■ **Exercise**
Separate out the lines that hold "estadual".

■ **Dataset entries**
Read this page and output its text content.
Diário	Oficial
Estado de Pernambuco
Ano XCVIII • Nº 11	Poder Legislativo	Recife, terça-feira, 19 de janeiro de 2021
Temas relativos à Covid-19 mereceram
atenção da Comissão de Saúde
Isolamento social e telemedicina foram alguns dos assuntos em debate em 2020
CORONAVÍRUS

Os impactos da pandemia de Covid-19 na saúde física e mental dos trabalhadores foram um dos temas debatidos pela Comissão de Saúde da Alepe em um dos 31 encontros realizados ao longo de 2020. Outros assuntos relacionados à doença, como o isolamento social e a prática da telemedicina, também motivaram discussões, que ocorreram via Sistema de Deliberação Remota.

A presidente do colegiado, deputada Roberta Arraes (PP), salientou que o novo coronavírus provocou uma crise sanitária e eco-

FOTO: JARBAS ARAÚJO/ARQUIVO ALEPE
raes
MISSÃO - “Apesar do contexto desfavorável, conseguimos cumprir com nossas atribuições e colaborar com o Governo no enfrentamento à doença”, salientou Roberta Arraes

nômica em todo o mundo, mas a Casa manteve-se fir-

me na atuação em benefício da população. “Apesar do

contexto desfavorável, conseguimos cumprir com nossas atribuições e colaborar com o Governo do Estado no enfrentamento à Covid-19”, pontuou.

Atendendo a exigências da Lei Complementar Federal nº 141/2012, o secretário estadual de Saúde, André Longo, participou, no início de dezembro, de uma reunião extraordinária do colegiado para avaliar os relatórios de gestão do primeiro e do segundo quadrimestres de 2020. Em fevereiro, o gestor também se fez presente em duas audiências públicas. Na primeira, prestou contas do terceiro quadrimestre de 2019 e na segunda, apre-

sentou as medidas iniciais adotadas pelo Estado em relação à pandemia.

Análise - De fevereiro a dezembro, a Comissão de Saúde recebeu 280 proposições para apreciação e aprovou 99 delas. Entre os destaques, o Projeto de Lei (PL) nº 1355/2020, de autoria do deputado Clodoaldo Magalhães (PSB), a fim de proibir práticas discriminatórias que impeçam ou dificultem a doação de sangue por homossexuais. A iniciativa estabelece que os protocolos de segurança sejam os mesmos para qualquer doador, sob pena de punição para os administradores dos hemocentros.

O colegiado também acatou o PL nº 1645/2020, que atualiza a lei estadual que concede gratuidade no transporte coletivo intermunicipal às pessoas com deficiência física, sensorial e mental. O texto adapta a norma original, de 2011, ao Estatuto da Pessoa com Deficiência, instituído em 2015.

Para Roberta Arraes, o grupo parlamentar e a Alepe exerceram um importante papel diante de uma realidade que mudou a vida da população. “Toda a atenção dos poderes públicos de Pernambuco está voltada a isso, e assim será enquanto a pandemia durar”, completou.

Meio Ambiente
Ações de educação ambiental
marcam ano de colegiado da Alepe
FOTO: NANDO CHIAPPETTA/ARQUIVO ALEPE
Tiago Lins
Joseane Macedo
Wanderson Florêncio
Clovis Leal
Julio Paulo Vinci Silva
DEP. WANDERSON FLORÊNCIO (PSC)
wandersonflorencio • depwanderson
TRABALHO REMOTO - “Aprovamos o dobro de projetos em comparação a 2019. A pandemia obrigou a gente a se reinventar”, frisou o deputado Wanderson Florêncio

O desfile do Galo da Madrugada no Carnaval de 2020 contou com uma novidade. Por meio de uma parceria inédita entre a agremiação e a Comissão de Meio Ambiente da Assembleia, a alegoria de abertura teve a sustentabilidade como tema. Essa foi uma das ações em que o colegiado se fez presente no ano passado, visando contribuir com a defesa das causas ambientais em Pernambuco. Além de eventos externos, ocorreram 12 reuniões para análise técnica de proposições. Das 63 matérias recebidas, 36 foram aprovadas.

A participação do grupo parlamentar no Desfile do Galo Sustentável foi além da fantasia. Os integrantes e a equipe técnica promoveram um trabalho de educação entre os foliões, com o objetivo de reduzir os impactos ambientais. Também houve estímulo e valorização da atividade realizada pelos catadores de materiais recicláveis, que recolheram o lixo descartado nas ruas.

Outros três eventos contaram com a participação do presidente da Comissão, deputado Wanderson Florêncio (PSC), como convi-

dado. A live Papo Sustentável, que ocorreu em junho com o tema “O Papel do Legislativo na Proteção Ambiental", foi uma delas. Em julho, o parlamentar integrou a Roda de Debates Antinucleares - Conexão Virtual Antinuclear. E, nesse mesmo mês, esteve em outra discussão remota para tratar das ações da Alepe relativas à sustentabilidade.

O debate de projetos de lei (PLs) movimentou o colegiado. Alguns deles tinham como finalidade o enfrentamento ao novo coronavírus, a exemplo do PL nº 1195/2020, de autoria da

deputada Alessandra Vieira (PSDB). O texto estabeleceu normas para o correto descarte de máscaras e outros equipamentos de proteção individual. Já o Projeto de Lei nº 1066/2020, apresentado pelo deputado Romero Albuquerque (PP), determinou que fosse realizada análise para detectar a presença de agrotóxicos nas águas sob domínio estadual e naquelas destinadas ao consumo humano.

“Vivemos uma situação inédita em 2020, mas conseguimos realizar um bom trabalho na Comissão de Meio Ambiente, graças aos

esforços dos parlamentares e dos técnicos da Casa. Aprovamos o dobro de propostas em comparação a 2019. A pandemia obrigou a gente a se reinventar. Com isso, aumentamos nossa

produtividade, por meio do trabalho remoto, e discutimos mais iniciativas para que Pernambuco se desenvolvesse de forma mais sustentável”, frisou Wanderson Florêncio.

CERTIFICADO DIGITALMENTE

■ **Written response**
Atendendo a exigências da Lei Complementar Federal nº 141/2012, o secretário estadual de Saúde, André Longo, participou, no início de dezembro, de uma reunião extraordinária do colegiado para avaliar os relatórios de gestão do primeiro e do segundo quadrimestres de 2020. Em fevereiro, o gestor também se fez presente em duas audiências públicas. Na primeira, prestou contas do terceiro quadrimestre de 2019 e na segunda, apre-
O colegiado também acatou o PL nº 1645/2020, que atualiza a lei estadual que concede gratuidade no transporte coletivo intermunicipal às pessoas com deficiência física, sensorial e mental. O texto adapta a norma original, de 2011, ao Estatuto da Pessoa com Deficiência, instituído em 2015.
deputada Alessandra Vieira (PSDB). O texto estabeleceu normas para o correto descarte de máscaras e outros equipamentos de proteção individual. Já o Projeto de Lei nº 1066/2020, apresentado pelo deputado Romero Albuquerque (PP), determinou que fosse realizada análise para detectar a presença de agrotóxicos nas águas sob domínio estadual e naquelas destinadas ao consumo humano.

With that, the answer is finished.